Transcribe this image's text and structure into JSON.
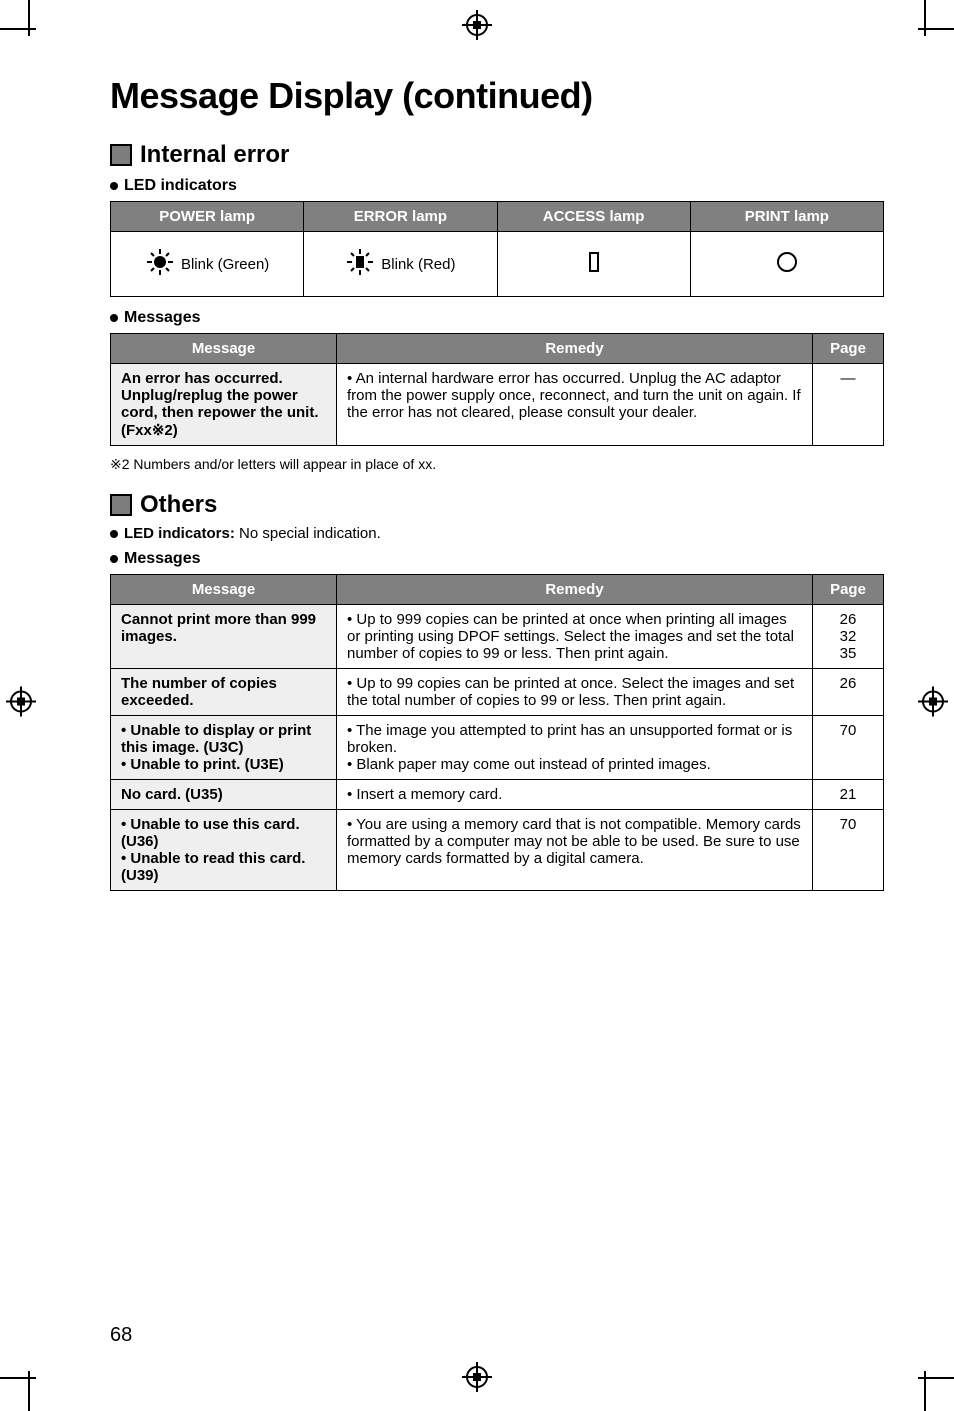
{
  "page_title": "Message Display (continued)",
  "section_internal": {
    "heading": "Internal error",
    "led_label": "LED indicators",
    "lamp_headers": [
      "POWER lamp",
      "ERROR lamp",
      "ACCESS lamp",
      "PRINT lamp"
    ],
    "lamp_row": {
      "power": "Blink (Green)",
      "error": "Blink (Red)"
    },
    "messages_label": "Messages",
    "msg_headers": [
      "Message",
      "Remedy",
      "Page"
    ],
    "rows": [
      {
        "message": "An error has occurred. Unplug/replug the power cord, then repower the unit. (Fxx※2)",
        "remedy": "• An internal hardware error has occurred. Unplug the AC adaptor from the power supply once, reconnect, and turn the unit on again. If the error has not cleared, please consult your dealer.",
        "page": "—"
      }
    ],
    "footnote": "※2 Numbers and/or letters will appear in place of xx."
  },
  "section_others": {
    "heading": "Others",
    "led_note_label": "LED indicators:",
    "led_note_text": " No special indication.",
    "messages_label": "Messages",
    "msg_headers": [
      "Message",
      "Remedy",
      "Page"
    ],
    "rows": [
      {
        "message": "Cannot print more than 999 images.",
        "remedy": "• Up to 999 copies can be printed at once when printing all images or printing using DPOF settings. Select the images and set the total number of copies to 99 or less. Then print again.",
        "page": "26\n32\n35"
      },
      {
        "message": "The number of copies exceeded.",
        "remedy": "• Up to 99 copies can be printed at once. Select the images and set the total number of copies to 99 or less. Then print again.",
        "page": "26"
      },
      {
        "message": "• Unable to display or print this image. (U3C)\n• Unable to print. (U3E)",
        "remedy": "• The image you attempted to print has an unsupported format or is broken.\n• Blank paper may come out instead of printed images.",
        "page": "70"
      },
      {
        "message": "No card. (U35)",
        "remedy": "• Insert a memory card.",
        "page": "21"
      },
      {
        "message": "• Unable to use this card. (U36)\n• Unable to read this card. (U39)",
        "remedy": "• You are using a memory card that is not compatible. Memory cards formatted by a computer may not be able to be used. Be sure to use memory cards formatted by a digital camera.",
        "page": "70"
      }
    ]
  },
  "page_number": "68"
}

⁂

Review the preceding data and report every line that includes the string "this".

In response
Transcribe this image's text and structure into JSON.
        "message": "• Unable to display or print this image. (U3C)\n• Unable to print. (U3E)",
        "message": "• Unable to use this card. (U36)\n• Unable to read this card. (U39)",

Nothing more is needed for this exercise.